PROBLEM DESCRIPTION :: Return every record verbatim.

(Data entries)

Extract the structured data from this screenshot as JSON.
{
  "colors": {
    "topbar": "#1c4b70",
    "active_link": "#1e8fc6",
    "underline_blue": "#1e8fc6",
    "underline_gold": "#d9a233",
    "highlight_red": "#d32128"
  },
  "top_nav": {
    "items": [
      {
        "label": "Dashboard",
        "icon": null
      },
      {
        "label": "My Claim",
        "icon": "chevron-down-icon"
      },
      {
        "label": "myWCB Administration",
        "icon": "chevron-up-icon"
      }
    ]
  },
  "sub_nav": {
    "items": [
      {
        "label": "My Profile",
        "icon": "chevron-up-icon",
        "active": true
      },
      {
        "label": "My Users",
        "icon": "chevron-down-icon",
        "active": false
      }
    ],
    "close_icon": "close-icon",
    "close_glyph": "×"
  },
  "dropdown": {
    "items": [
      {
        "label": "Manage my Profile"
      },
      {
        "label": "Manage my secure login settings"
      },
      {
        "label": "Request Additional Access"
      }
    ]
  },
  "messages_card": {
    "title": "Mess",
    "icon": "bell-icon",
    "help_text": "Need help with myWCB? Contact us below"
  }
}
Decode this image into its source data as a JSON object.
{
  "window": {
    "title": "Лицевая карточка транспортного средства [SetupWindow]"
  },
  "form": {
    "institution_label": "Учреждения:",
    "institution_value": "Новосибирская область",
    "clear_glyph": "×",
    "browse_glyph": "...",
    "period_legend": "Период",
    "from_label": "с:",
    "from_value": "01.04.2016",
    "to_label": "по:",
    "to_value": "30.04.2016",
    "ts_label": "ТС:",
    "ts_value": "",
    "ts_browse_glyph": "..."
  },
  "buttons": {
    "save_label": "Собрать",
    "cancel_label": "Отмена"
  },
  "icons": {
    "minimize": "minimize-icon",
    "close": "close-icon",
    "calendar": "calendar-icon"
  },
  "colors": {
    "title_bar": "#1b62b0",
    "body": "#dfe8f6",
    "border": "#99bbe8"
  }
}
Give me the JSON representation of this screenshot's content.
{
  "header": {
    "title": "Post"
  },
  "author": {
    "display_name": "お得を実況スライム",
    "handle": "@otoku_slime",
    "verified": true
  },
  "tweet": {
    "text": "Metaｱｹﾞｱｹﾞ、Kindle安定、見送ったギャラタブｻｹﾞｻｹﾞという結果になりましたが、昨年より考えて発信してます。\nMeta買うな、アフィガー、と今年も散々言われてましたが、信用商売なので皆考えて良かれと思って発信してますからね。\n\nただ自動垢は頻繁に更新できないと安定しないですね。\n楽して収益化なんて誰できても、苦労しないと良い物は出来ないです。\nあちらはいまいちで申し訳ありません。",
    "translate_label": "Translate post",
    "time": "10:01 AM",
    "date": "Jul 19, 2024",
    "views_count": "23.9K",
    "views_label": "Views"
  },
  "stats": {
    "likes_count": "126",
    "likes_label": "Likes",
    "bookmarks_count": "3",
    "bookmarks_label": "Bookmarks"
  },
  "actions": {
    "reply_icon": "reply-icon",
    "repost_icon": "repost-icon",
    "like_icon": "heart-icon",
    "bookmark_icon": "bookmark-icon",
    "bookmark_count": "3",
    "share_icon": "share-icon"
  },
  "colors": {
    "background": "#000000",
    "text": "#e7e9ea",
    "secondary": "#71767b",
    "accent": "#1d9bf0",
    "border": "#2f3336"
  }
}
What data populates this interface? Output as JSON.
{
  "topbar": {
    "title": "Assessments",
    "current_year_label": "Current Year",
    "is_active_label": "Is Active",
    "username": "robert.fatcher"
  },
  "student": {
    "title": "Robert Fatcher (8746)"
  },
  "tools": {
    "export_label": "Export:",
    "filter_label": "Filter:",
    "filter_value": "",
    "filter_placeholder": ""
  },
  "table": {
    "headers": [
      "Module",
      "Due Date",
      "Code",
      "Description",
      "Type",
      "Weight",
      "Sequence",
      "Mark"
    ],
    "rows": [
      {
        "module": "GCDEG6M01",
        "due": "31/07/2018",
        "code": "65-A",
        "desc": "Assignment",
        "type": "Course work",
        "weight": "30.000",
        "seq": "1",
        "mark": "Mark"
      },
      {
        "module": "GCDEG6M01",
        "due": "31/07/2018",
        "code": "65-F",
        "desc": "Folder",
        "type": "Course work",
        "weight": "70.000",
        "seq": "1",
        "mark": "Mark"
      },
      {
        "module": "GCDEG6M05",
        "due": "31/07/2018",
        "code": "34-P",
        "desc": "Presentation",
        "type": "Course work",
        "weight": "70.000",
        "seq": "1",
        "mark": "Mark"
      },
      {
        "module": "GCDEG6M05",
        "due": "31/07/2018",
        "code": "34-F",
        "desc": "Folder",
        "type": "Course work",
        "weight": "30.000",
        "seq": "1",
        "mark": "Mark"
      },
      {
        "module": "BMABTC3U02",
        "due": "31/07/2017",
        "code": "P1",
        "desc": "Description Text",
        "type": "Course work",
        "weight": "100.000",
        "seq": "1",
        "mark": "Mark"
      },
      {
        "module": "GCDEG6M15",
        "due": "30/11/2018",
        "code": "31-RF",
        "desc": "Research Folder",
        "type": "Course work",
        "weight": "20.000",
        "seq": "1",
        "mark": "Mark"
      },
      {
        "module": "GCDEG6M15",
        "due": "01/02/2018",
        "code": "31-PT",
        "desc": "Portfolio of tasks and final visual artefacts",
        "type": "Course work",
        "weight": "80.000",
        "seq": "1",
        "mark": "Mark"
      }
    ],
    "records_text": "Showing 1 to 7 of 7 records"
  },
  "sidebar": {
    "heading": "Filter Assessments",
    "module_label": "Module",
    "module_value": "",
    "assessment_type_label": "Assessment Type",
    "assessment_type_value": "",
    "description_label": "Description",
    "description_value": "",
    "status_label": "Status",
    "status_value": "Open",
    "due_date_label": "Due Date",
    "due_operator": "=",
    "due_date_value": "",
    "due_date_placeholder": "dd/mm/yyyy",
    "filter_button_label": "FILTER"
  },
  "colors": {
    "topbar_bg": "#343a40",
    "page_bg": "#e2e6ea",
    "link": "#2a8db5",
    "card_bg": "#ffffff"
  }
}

RESPONSE TO THE TASK ::
Extract the structured data from this screenshot as JSON.
{
  "colors": {
    "topbar": "#1c4b70",
    "active_link": "#1e8fc6",
    "underline_blue": "#1e8fc6",
    "underline_gold": "#d9a233",
    "highlight_red": "#d32128"
  },
  "top_nav": {
    "items": [
      {
        "label": "Dashboard",
        "icon": null
      },
      {
        "label": "My Claim",
        "icon": "chevron-down-icon"
      },
      {
        "label": "myWCB Administration",
        "icon": "chevron-up-icon"
      }
    ]
  },
  "sub_nav": {
    "items": [
      {
        "label": "My Profile",
        "icon": "chevron-up-icon",
        "active": true
      },
      {
        "label": "My Users",
        "icon": "chevron-down-icon",
        "active": false
      }
    ],
    "close_icon": "close-icon",
    "close_glyph": "×"
  },
  "dropdown": {
    "items": [
      {
        "label": "Manage my Profile"
      },
      {
        "label": "Manage my secure login settings"
      },
      {
        "label": "Request Additional Access"
      }
    ]
  },
  "messages_card": {
    "title": "Mess",
    "icon": "bell-icon",
    "help_text": "Need help with myWCB? Contact us below"
  }
}
Decode this image into its source data as a JSON object.
{
  "window": {
    "title": "Лицевая карточка транспортного средства [SetupWindow]"
  },
  "form": {
    "institution_label": "Учреждения:",
    "institution_value": "Новосибирская область",
    "clear_glyph": "×",
    "browse_glyph": "...",
    "period_legend": "Период",
    "from_label": "с:",
    "from_value": "01.04.2016",
    "to_label": "по:",
    "to_value": "30.04.2016",
    "ts_label": "ТС:",
    "ts_value": "",
    "ts_browse_glyph": "..."
  },
  "buttons": {
    "save_label": "Собрать",
    "cancel_label": "Отмена"
  },
  "icons": {
    "minimize": "minimize-icon",
    "close": "close-icon",
    "calendar": "calendar-icon"
  },
  "colors": {
    "title_bar": "#1b62b0",
    "body": "#dfe8f6",
    "border": "#99bbe8"
  }
}
Give me the JSON representation of this screenshot's content.
{
  "header": {
    "title": "Post"
  },
  "author": {
    "display_name": "お得を実況スライム",
    "handle": "@otoku_slime",
    "verified": true
  },
  "tweet": {
    "text": "Metaｱｹﾞｱｹﾞ、Kindle安定、見送ったギャラタブｻｹﾞｻｹﾞという結果になりましたが、昨年より考えて発信してます。\nMeta買うな、アフィガー、と今年も散々言われてましたが、信用商売なので皆考えて良かれと思って発信してますからね。\n\nただ自動垢は頻繁に更新できないと安定しないですね。\n楽して収益化なんて誰できても、苦労しないと良い物は出来ないです。\nあちらはいまいちで申し訳ありません。",
    "translate_label": "Translate post",
    "time": "10:01 AM",
    "date": "Jul 19, 2024",
    "views_count": "23.9K",
    "views_label": "Views"
  },
  "stats": {
    "likes_count": "126",
    "likes_label": "Likes",
    "bookmarks_count": "3",
    "bookmarks_label": "Bookmarks"
  },
  "actions": {
    "reply_icon": "reply-icon",
    "repost_icon": "repost-icon",
    "like_icon": "heart-icon",
    "bookmark_icon": "bookmark-icon",
    "bookmark_count": "3",
    "share_icon": "share-icon"
  },
  "colors": {
    "background": "#000000",
    "text": "#e7e9ea",
    "secondary": "#71767b",
    "accent": "#1d9bf0",
    "border": "#2f3336"
  }
}
What data populates this interface? Output as JSON.
{
  "topbar": {
    "title": "Assessments",
    "current_year_label": "Current Year",
    "is_active_label": "Is Active",
    "username": "robert.fatcher"
  },
  "student": {
    "title": "Robert Fatcher (8746)"
  },
  "tools": {
    "export_label": "Export:",
    "filter_label": "Filter:",
    "filter_value": "",
    "filter_placeholder": ""
  },
  "table": {
    "headers": [
      "Module",
      "Due Date",
      "Code",
      "Description",
      "Type",
      "Weight",
      "Sequence",
      "Mark"
    ],
    "rows": [
      {
        "module": "GCDEG6M01",
        "due": "31/07/2018",
        "code": "65-A",
        "desc": "Assignment",
        "type": "Course work",
        "weight": "30.000",
        "seq": "1",
        "mark": "Mark"
      },
      {
        "module": "GCDEG6M01",
        "due": "31/07/2018",
        "code": "65-F",
        "desc": "Folder",
        "type": "Course work",
        "weight": "70.000",
        "seq": "1",
        "mark": "Mark"
      },
      {
        "module": "GCDEG6M05",
        "due": "31/07/2018",
        "code": "34-P",
        "desc": "Presentation",
        "type": "Course work",
        "weight": "70.000",
        "seq": "1",
        "mark": "Mark"
      },
      {
        "module": "GCDEG6M05",
        "due": "31/07/2018",
        "code": "34-F",
        "desc": "Folder",
        "type": "Course work",
        "weight": "30.000",
        "seq": "1",
        "mark": "Mark"
      },
      {
        "module": "BMABTC3U02",
        "due": "31/07/2017",
        "code": "P1",
        "desc": "Description Text",
        "type": "Course work",
        "weight": "100.000",
        "seq": "1",
        "mark": "Mark"
      },
      {
        "module": "GCDEG6M15",
        "due": "30/11/2018",
        "code": "31-RF",
        "desc": "Research Folder",
        "type": "Course work",
        "weight": "20.000",
        "seq": "1",
        "mark": "Mark"
      },
      {
        "module": "GCDEG6M15",
        "due": "01/02/2018",
        "code": "31-PT",
        "desc": "Portfolio of tasks and final visual artefacts",
        "type": "Course work",
        "weight": "80.000",
        "seq": "1",
        "mark": "Mark"
      }
    ],
    "records_text": "Showing 1 to 7 of 7 records"
  },
  "sidebar": {
    "heading": "Filter Assessments",
    "module_label": "Module",
    "module_value": "",
    "assessment_type_label": "Assessment Type",
    "assessment_type_value": "",
    "description_label": "Description",
    "description_value": "",
    "status_label": "Status",
    "status_value": "Open",
    "due_date_label": "Due Date",
    "due_operator": "=",
    "due_date_value": "",
    "due_date_placeholder": "dd/mm/yyyy",
    "filter_button_label": "FILTER"
  },
  "colors": {
    "topbar_bg": "#343a40",
    "page_bg": "#e2e6ea",
    "link": "#2a8db5",
    "card_bg": "#ffffff"
  }
}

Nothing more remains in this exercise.